What to do
Take the material and output all of it exactly.

::::

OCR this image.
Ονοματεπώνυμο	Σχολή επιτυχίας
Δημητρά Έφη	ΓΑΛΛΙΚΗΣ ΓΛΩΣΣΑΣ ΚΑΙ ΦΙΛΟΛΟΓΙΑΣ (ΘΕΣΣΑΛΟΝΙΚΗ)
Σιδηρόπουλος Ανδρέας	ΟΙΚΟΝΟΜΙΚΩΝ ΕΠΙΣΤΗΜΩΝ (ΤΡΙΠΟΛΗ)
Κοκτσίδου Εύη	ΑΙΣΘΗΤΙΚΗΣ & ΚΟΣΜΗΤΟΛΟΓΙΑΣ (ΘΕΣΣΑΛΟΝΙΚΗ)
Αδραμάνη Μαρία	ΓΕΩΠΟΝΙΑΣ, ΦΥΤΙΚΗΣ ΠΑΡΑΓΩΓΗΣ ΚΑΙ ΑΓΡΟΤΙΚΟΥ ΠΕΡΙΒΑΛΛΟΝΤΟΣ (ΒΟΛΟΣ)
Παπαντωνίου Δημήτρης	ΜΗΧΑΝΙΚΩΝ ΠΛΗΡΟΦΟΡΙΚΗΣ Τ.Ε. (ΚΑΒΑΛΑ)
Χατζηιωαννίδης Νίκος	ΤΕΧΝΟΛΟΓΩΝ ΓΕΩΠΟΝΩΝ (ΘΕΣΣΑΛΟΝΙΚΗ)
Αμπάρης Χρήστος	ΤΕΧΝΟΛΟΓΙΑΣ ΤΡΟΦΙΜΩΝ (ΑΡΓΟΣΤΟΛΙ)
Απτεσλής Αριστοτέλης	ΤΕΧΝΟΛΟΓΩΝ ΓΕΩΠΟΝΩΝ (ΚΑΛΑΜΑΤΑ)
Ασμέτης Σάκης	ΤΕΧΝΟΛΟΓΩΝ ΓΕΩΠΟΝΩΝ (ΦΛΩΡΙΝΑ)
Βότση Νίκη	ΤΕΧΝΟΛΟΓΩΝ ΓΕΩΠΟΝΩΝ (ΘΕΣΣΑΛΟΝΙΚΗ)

::::

Complete answer
OCR this image.
Ονοματεπώνυμο	Σχολή επιτυχίας
Δημητρά Έφη	ΓΑΛΛΙΚΗΣ ΓΛΩΣΣΑΣ ΚΑΙ ΦΙΛΟΛΟΓΙΑΣ (ΘΕΣΣΑΛΟΝΙΚΗ)
Σιδηρόπουλος Ανδρέας	ΟΙΚΟΝΟΜΙΚΩΝ ΕΠΙΣΤΗΜΩΝ (ΤΡΙΠΟΛΗ)
Κοκτσίδου Εύη	ΑΙΣΘΗΤΙΚΗΣ & ΚΟΣΜΗΤΟΛΟΓΙΑΣ (ΘΕΣΣΑΛΟΝΙΚΗ)
Αδραμάνη Μαρία	ΓΕΩΠΟΝΙΑΣ, ΦΥΤΙΚΗΣ ΠΑΡΑΓΩΓΗΣ ΚΑΙ ΑΓΡΟΤΙΚΟΥ ΠΕΡΙΒΑΛΛΟΝΤΟΣ (ΒΟΛΟΣ)
Παπαντωνίου Δημήτρης	ΜΗΧΑΝΙΚΩΝ ΠΛΗΡΟΦΟΡΙΚΗΣ Τ.Ε. (ΚΑΒΑΛΑ)
Χατζηιωαννίδης Νίκος	ΤΕΧΝΟΛΟΓΩΝ ΓΕΩΠΟΝΩΝ (ΘΕΣΣΑΛΟΝΙΚΗ)
Αμπάρης Χρήστος	ΤΕΧΝΟΛΟΓΙΑΣ ΤΡΟΦΙΜΩΝ (ΑΡΓΟΣΤΟΛΙ)
Απτεσλής Αριστοτέλης	ΤΕΧΝΟΛΟΓΩΝ ΓΕΩΠΟΝΩΝ (ΚΑΛΑΜΑΤΑ)
Ασμέτης Σάκης	ΤΕΧΝΟΛΟΓΩΝ ΓΕΩΠΟΝΩΝ (ΦΛΩΡΙΝΑ)
Βότση Νίκη	ΤΕΧΝΟΛΟΓΩΝ ΓΕΩΠΟΝΩΝ (ΘΕΣΣΑΛΟΝΙΚΗ)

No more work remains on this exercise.